Trecho selecionado
+ + + + +
Por conta própria, tomando a cotação atual do barril Brent, podemos estimar a
receita de 6,2 bilhões de barris em US$ 409,9 bilhões, cuja queima geraria
aproximadamente 2,72 bilhões de toneladas de dióxido de carbono na atmosfera, o
que corresponde a 590 milhões de carros rodando por um ano.
Por
outro lado, segundo o Painel Intergovernamental sobre Mudança do Clima (IPCC)
da ONU, será preciso reduzir as emissões de gases de efeito estufa em 43% até
2030, e em 60% até 2035, para zerar as emissões líquidas em 2050. Nesse marco,
nenhuma nova grande frente de exploração de combustíveis fósseis deve ser
aberta. Para provavelmente limitar o aumento da temperatura global entre 1,5°C
e 2°C, frente aos níveis pré-industriais, a quantidade de dióxido de carbono
(CO₂) que ainda poderia ser liberada na atmosfera é chamada orçamento de
carbono remanescente.
As
estimativas mais atuais desse estoque, conforme a probabilidade de aquecimento
global, são as seguintes: (i) Para a meta de 1,5°C: A estimativa central do
orçamento de carbono é de 130 bilhões de toneladas de dióxido de carbono
(GtCO₂) a partir do início de 2025. No ritmo atual de emissões, isso se
esgotará em apenas três anos; (ii) para a meta de 2°C: Para limitar o
aquecimento a 2°C, com 50% de probabilidade, o orçamento de carbono é de 1.350
GtCO₂.
+ + + + +
Entradas de elementos em caixa:
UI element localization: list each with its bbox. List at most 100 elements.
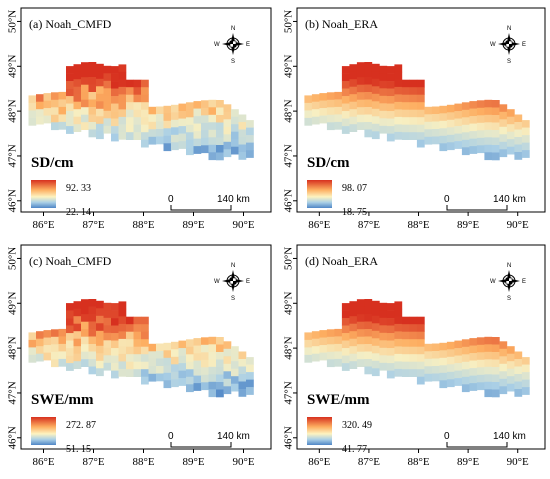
scale-bar: 0 140 km bbox=[168, 431, 250, 448]
raster-cell bbox=[476, 344, 485, 353]
raster-cell bbox=[319, 330, 328, 338]
compass-e-label: E bbox=[522, 279, 526, 285]
raster-cell bbox=[81, 107, 89, 115]
raster-cell bbox=[246, 135, 254, 143]
raster-cell bbox=[66, 118, 74, 127]
raster-cell bbox=[326, 336, 335, 345]
raster-cell bbox=[208, 359, 217, 368]
raster-cell bbox=[96, 63, 104, 72]
raster-cell bbox=[364, 351, 373, 360]
raster-cell bbox=[461, 384, 470, 393]
variable-label: SD/cm bbox=[31, 155, 74, 171]
raster-cell bbox=[96, 345, 104, 354]
raster-cell bbox=[133, 109, 142, 118]
legend-colorbar bbox=[31, 180, 56, 208]
raster-cell bbox=[58, 343, 67, 352]
raster-cell bbox=[469, 383, 478, 391]
north-arrow-icon: N S E W bbox=[490, 26, 526, 65]
raster-cell bbox=[341, 303, 350, 311]
raster-cell bbox=[88, 114, 97, 123]
x-tick-label: 88°E bbox=[407, 219, 429, 231]
raster-cell bbox=[171, 349, 179, 358]
raster-cell bbox=[446, 127, 455, 136]
raster-cell bbox=[334, 91, 343, 100]
raster-cell bbox=[446, 119, 455, 128]
x-tick-label: 90°E bbox=[232, 456, 254, 468]
raster-cell bbox=[341, 348, 350, 356]
raster-cell bbox=[73, 346, 82, 354]
y-tick-label: 46°N bbox=[7, 426, 19, 449]
raster-cell bbox=[476, 122, 485, 131]
raster-cell bbox=[171, 356, 179, 365]
raster-cell bbox=[118, 353, 127, 362]
raster-cell bbox=[96, 330, 104, 339]
raster-cell bbox=[439, 113, 448, 122]
raster-cell bbox=[349, 353, 358, 362]
raster-cell bbox=[141, 87, 149, 95]
raster-cell bbox=[364, 366, 373, 375]
north-arrow-icon: N S E W bbox=[214, 26, 250, 65]
raster-cell bbox=[231, 353, 239, 362]
raster-cell bbox=[349, 338, 358, 347]
raster-cell bbox=[379, 325, 388, 334]
raster-cell bbox=[506, 346, 515, 354]
x-tick-label: 87°E bbox=[82, 456, 104, 468]
raster-cell bbox=[491, 389, 500, 398]
raster-cell bbox=[386, 325, 395, 334]
raster-cell bbox=[156, 136, 164, 145]
raster-cell bbox=[36, 353, 44, 362]
raster-cell bbox=[156, 106, 164, 115]
raster-cell bbox=[43, 115, 52, 124]
raster-cell bbox=[103, 310, 112, 319]
raster-cell bbox=[386, 88, 395, 97]
raster-cell bbox=[386, 310, 395, 319]
raster-cell bbox=[499, 341, 508, 350]
raster-cell bbox=[379, 317, 388, 326]
raster-cell bbox=[96, 323, 104, 332]
raster-cell bbox=[349, 308, 358, 317]
compass-e-label: E bbox=[246, 42, 250, 48]
raster-cell bbox=[356, 336, 365, 345]
raster-cell bbox=[58, 336, 67, 345]
raster-cell bbox=[416, 79, 425, 88]
raster-cell bbox=[379, 65, 388, 74]
raster-cell bbox=[409, 124, 418, 133]
legend-min-label: 18. 75 bbox=[342, 207, 367, 218]
scale-start-label: 0 bbox=[168, 194, 174, 205]
raster-cell bbox=[499, 378, 508, 387]
raster-cell bbox=[476, 367, 485, 376]
raster-cell bbox=[126, 132, 134, 140]
raster-cell bbox=[349, 79, 358, 87]
raster-cell bbox=[304, 117, 313, 126]
y-tick-label: 46°N bbox=[283, 189, 295, 212]
raster-cell bbox=[311, 101, 320, 110]
raster-cell bbox=[111, 96, 119, 104]
raster-cell bbox=[416, 324, 425, 332]
raster-cell bbox=[499, 111, 508, 120]
raster-cell bbox=[326, 107, 335, 116]
raster-cell bbox=[66, 303, 74, 311]
raster-cell bbox=[81, 114, 89, 123]
raster-cell bbox=[394, 101, 403, 110]
raster-cell bbox=[141, 376, 149, 385]
raster-cell bbox=[103, 362, 112, 371]
raster-cell bbox=[156, 121, 164, 130]
raster-cell bbox=[401, 361, 410, 370]
raster-cell bbox=[311, 353, 320, 362]
raster-cell bbox=[341, 66, 350, 74]
raster-cell bbox=[394, 346, 403, 355]
raster-cell bbox=[341, 81, 350, 89]
raster-cell bbox=[401, 117, 410, 125]
raster-cell bbox=[88, 84, 97, 93]
raster-cell bbox=[126, 316, 134, 325]
raster-cell bbox=[341, 355, 350, 364]
raster-cell bbox=[476, 100, 485, 109]
raster-cell bbox=[81, 314, 89, 322]
raster-cell bbox=[66, 103, 74, 112]
raster-cell bbox=[171, 119, 179, 128]
raster-cell bbox=[208, 344, 217, 353]
raster-cell bbox=[326, 329, 335, 338]
raster-cell bbox=[439, 357, 448, 366]
raster-cell bbox=[216, 137, 224, 146]
raster-cell bbox=[193, 353, 202, 361]
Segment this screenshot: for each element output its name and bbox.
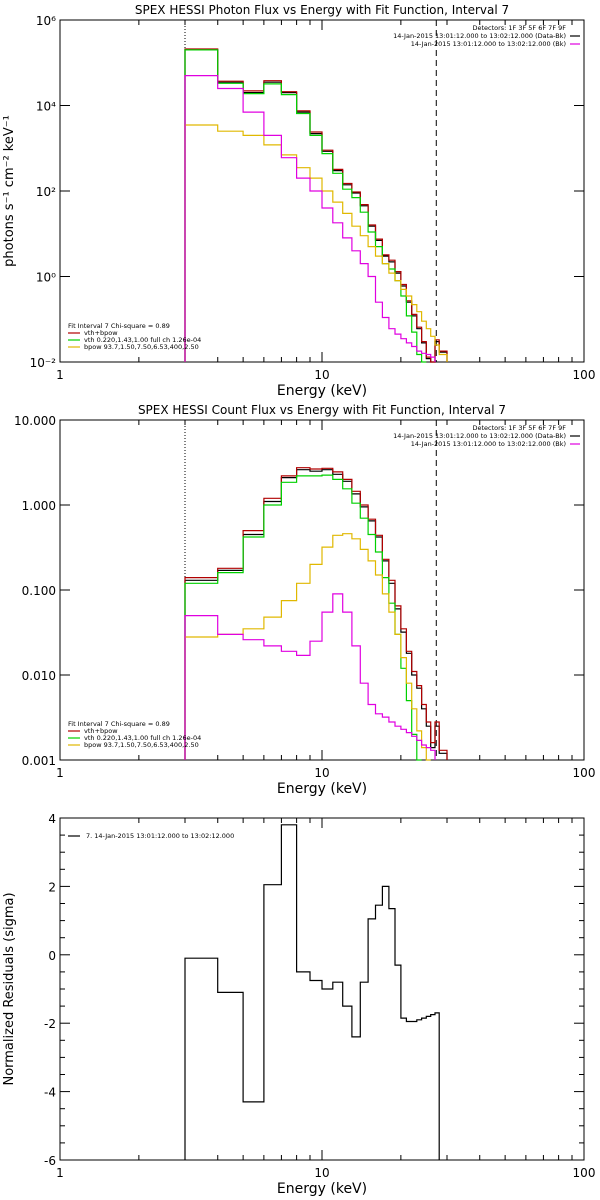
series-data-bk	[184, 469, 448, 760]
y-tick-label: 10⁶	[36, 14, 56, 28]
x-axis-label: Energy (keV)	[277, 781, 367, 797]
y-tick-label: 10⁻²	[30, 356, 57, 370]
legend-entry: bpow 93.7,1.50,7.50,6.53,400,2.50	[84, 741, 199, 749]
legend-entry: Fit Interval 7 Chi-square = 0.89	[68, 322, 170, 330]
info-line: Detectors: 1F 3F 5F 6F 7F 9F	[472, 424, 566, 432]
y-tick-label: -6	[44, 1154, 56, 1168]
y-tick-label: 0.100	[22, 584, 56, 598]
chart-title: SPEX HESSI Photon Flux vs Energy with Fi…	[135, 3, 509, 17]
y-tick-label: 0.001	[22, 754, 56, 768]
series-residuals	[184, 824, 440, 1160]
x-tick-label: 10	[314, 766, 329, 780]
series-vth	[184, 474, 422, 761]
y-tick-label: -4	[44, 1086, 56, 1100]
y-axis-label: photons s⁻¹ cm⁻² keV⁻¹	[2, 115, 17, 267]
y-tick-label: 10⁴	[36, 100, 56, 114]
x-tick-label: 1	[56, 368, 64, 382]
series-bk	[184, 593, 436, 760]
series-data-bk	[184, 49, 448, 363]
y-tick-label: 0	[48, 949, 56, 963]
y-tick-label: 4	[48, 812, 56, 826]
series-bpow	[184, 124, 448, 362]
info-line: 14-Jan-2015 13:01:12.000 to 13:02:12.000…	[393, 432, 566, 440]
legend-entry: 7. 14-Jan-2015 13:01:12.000 to 13:02:12.…	[86, 832, 234, 840]
x-tick-label: 10	[314, 368, 329, 382]
info-line: 14-Jan-2015 13:01:12.000 to 13:02:12.000…	[393, 32, 566, 40]
info-line: 14-Jan-2015 13:01:12.000 to 13:02:12.000…	[411, 40, 566, 48]
x-tick-label: 100	[573, 766, 596, 780]
y-tick-label: -2	[44, 1017, 56, 1031]
x-tick-label: 1	[56, 1166, 64, 1180]
legend-entry: vth+bpow	[84, 329, 118, 337]
legend-entry: vth+bpow	[84, 727, 118, 735]
y-tick-label: 1.000	[22, 499, 56, 513]
info-line: 14-Jan-2015 13:01:12.000 to 13:02:12.000…	[411, 440, 566, 448]
chart-panel-3: 1 10 100 -6 -4 -2 0 2 4 Energy (keV) Normalized Re…	[2, 812, 595, 1197]
x-tick-label: 100	[573, 1166, 596, 1180]
y-tick-label: 10⁰	[36, 271, 56, 285]
chart-panel-2: 1 10 100 0.001 0.010 0.100 1.000 10.000 SPEX HES…	[14, 403, 595, 797]
y-tick-label: 10²	[36, 185, 56, 199]
series-vth-bpow	[184, 48, 448, 363]
legend-entry: Fit Interval 7 Chi-square = 0.89	[68, 720, 170, 728]
x-tick-label: 10	[314, 1166, 329, 1180]
y-axis-label: Normalized Residuals (sigma)	[2, 892, 17, 1085]
info-line: Detectors: 1F 3F 5F 6F 7F 9F	[472, 24, 566, 32]
x-axis-label: Energy (keV)	[277, 1181, 367, 1197]
series-bk	[184, 75, 436, 362]
y-tick-label: 0.010	[22, 669, 56, 683]
legend-entry: vth 0.220,1.43,1.00 full ch 1.26e-04	[84, 734, 201, 742]
y-tick-label: 2	[48, 880, 56, 894]
chart-title: SPEX HESSI Count Flux vs Energy with Fit…	[138, 403, 506, 417]
x-tick-label: 100	[573, 368, 596, 382]
x-axis-label: Energy (keV)	[277, 383, 367, 399]
series-vth	[184, 49, 427, 363]
legend-entry: vth 0.220,1.43,1.00 full ch 1.26e-04	[84, 336, 201, 344]
series-bpow	[184, 533, 431, 761]
series-vth-bpow	[184, 467, 448, 760]
chart-panel-1: 1 10 100 10⁻² 10⁰ 10² 10⁴ 10⁶ SPEX HESSI Photon …	[2, 3, 595, 399]
y-tick-label: 10.000	[14, 414, 56, 428]
x-tick-label: 1	[56, 766, 64, 780]
legend-entry: bpow 93.7,1.50,7.50,6.53,400,2.50	[84, 343, 199, 351]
+ + + + +
Exercícios
1 > Transcreva do trecho sobre o orçamento de carbono a parte que vai de "Por conta própria, tomando" até "por um ano.", incluindo essas palavras.
2 > Responda às perguntas a seguir com base no trecho sobre o orçamento de carbono.
(a) Segundo o IPCC, em quantos por cento as emissões de gases de efeito estufa precisam ser reduzidas até 2030?
(b) Qual é a estimativa central do orçamento de carbono para a meta de 1,5°C a partir do início de 2025?
(c) A quantos carros rodando por um ano correspondem as emissões estimadas da queima dos 6,2 bilhões de barris?
3 > Dê continuidade ao trecho sobre o orçamento de carbono a partir do ponto em que ele termina.

Respostas finais
1 >
Por conta própria, tomando a cotação atual do barril Brent, podemos estimar a
receita de 6,2 bilhões de barris em US$ 409,9 bilhões, cuja queima geraria
aproximadamente 2,72 bilhões de toneladas de dióxido de carbono na atmosfera, o
que corresponde a 590 milhões de carros rodando por um ano.

2 >
(a) 43%.
(b) 130 bilhões de toneladas de dióxido de carbono (GtCO₂).
(c) 590 milhões de carros.

3 >
Por se
tratar de uma área sensível e de grande biodiversidade, portanto apenas com
base na precaução local contra possíveis vazamentos, o IBAMA negou à Petrobras
uma licença para perfurar na costa do estado do Amapá em maio de 2023. A
empresa petrolífera recorreu prontamente, mas o processo se arrasta até hoje e
relatórios produzidos por especialistas do IBAMA já recomendaram a rejeição do
pedido da Petrobras duas vezes.
No
entanto, a crescente pressão política pela aprovação – incluindo a do
presidente Luiz Inácio Lula da Silva, que acusou publicamente a agência de
trabalhar contra o governo – levou o chefe do IBAMA, Rodrigo Agostinho, a
aprovar em maio de 2024 o plano de emergência da Petrobras para proteger a
fauna em caso de derramamento de óleo.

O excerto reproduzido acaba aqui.